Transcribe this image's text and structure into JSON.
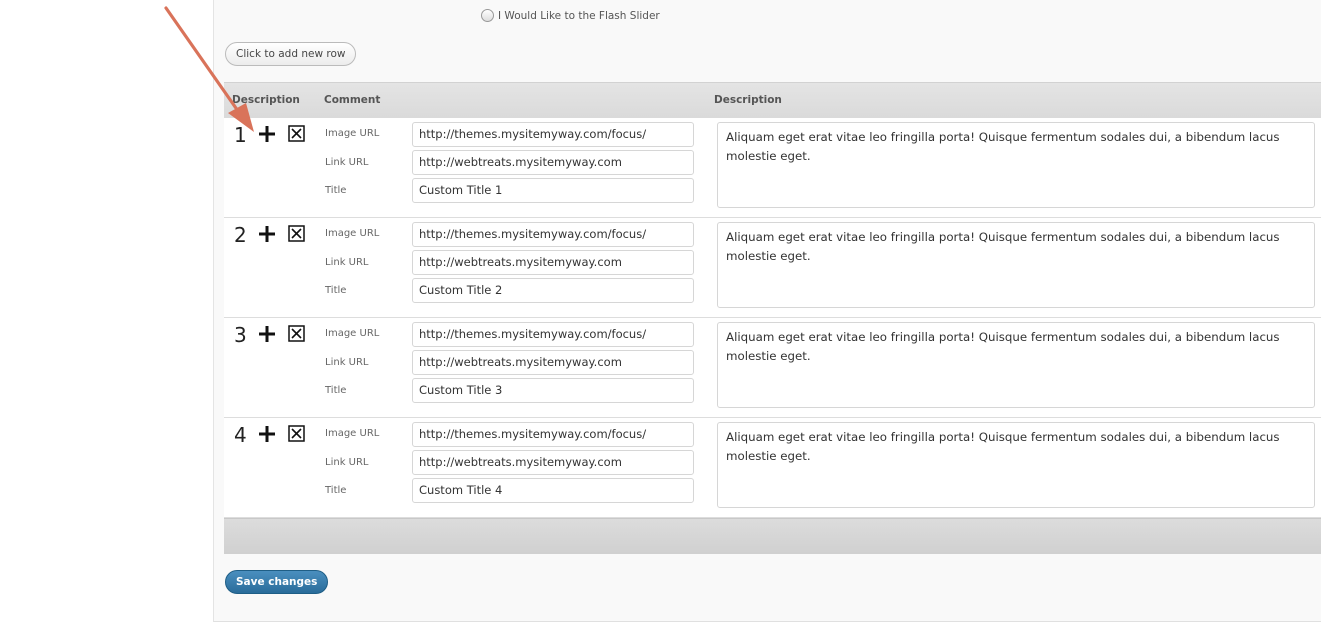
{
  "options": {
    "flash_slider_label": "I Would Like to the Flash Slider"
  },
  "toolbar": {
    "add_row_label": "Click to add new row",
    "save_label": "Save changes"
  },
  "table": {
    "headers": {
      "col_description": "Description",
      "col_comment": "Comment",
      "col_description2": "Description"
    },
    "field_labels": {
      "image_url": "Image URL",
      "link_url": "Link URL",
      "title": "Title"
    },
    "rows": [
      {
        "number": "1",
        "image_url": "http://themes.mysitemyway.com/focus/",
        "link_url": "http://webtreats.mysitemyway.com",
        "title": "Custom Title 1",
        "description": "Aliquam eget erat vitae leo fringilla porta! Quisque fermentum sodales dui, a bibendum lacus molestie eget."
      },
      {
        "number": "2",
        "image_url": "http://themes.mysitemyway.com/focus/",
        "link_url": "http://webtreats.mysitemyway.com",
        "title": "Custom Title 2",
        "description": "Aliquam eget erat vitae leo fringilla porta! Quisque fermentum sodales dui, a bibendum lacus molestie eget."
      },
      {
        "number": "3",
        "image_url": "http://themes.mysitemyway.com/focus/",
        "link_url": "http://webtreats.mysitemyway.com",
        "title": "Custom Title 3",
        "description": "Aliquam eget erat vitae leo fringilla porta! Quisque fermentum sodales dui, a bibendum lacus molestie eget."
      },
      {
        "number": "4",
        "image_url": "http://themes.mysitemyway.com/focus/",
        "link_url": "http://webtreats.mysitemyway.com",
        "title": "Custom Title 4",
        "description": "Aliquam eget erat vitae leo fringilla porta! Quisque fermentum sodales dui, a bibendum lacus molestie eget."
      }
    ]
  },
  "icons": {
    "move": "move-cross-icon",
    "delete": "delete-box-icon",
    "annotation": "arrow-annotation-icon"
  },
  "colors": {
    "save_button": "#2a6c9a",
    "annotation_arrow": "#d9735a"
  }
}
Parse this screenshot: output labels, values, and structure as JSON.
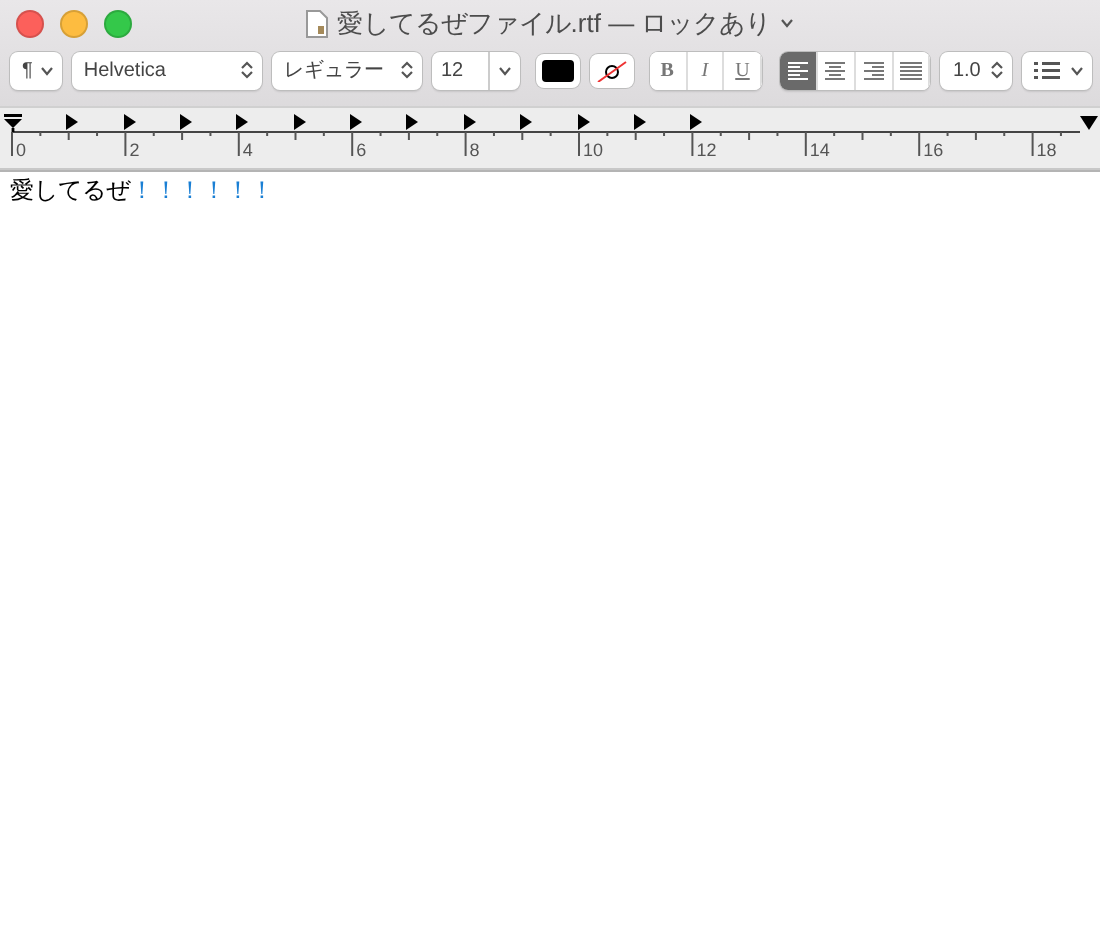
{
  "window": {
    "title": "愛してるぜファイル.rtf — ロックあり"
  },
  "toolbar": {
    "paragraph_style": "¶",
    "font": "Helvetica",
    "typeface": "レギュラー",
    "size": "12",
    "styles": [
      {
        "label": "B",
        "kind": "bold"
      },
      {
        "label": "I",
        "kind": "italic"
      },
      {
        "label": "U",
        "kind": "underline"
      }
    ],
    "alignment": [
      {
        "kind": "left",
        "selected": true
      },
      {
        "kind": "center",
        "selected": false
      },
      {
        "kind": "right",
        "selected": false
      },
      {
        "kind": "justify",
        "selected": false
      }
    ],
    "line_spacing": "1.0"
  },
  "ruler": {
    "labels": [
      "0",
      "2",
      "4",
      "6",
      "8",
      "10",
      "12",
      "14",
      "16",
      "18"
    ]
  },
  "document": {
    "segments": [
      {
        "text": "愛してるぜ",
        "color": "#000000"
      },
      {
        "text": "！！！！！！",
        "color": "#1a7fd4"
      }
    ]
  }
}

+ + + + + + +

What the exercise asks – From the listing above, copy every line that holds the string "title".

Answer in full –
      "title": "Title"
        "title": "Custom Title 1",
        "title": "Custom Title 2",
        "title": "Custom Title 3",
        "title": "Custom Title 4",
    "title": "愛してるぜファイル.rtf — ロックあり"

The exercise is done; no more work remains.